Copy down every line where the string "visit" shows up.

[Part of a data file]

+===+

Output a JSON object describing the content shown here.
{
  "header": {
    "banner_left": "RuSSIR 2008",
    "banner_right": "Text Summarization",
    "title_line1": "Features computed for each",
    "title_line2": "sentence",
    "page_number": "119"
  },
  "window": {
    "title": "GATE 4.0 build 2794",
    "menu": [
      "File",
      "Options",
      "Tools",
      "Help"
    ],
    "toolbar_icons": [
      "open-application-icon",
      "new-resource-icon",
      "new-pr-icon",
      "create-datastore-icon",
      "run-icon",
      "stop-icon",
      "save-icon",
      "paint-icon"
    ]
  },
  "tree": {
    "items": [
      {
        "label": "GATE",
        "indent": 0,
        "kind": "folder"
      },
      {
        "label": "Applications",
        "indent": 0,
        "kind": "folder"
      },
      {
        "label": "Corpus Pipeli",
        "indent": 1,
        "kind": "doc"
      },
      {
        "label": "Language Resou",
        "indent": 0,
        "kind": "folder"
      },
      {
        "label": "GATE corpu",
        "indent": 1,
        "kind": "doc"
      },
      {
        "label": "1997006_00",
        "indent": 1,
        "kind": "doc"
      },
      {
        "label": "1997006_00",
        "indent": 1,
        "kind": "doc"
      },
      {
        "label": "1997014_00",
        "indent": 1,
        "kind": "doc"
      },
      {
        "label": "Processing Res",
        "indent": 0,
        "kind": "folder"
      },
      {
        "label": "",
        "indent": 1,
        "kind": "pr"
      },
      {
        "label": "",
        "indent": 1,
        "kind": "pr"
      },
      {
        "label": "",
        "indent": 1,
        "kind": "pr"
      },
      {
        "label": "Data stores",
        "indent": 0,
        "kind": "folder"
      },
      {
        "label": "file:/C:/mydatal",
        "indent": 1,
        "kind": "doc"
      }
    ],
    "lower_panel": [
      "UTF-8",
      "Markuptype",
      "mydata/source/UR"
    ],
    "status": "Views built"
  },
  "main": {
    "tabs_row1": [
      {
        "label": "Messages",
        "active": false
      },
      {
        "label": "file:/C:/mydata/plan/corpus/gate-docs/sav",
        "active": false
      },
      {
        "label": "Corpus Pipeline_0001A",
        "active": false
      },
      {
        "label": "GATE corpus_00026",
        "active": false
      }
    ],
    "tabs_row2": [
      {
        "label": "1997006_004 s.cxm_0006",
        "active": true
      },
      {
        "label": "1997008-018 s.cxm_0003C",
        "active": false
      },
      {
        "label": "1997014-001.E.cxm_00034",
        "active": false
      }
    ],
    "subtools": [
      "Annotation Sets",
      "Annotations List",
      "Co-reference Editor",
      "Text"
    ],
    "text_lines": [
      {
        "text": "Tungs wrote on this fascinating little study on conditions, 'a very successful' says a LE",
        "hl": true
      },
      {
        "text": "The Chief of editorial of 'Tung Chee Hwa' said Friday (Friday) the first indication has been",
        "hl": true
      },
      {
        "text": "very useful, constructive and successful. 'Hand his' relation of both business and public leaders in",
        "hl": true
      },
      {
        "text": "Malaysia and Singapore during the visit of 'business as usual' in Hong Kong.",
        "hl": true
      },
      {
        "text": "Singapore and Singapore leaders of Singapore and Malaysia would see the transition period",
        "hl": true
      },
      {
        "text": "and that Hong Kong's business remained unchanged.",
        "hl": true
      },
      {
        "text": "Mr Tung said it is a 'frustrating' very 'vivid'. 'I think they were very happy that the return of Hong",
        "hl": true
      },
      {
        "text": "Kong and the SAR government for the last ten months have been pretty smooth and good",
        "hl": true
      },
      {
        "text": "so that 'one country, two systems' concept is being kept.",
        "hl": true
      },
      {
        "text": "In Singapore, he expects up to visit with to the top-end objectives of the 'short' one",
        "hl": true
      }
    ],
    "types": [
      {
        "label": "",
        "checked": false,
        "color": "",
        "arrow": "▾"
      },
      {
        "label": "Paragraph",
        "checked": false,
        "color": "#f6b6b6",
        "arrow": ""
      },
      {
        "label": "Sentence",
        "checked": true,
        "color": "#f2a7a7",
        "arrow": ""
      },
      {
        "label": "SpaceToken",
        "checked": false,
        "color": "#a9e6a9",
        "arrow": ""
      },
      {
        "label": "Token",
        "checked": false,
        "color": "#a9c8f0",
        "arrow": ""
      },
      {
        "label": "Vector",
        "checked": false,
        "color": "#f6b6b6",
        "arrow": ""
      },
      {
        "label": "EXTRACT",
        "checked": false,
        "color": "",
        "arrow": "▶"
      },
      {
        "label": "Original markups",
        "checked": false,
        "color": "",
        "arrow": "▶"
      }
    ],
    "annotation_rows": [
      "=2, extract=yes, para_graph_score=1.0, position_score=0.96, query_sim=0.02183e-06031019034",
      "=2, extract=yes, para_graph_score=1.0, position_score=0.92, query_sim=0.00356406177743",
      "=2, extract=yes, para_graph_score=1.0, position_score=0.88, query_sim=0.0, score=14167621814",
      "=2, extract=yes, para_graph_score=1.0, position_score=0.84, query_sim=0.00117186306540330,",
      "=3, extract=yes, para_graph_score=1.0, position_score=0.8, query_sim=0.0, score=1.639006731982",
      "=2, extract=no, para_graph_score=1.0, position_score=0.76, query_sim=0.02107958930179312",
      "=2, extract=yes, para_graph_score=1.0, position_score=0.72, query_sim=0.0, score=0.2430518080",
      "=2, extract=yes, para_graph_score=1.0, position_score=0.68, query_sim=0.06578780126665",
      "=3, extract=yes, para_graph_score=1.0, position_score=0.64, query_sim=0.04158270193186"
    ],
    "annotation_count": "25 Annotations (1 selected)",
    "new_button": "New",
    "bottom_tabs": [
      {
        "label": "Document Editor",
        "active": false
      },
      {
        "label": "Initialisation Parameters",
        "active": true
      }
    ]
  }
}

+===+

### Exercise response
        "text": "Malaysia and Singapore during the visit of 'business as usual' in Hong Kong.",
        "text": "In Singapore, he expects up to visit with to the top-end objectives of the 'short' one",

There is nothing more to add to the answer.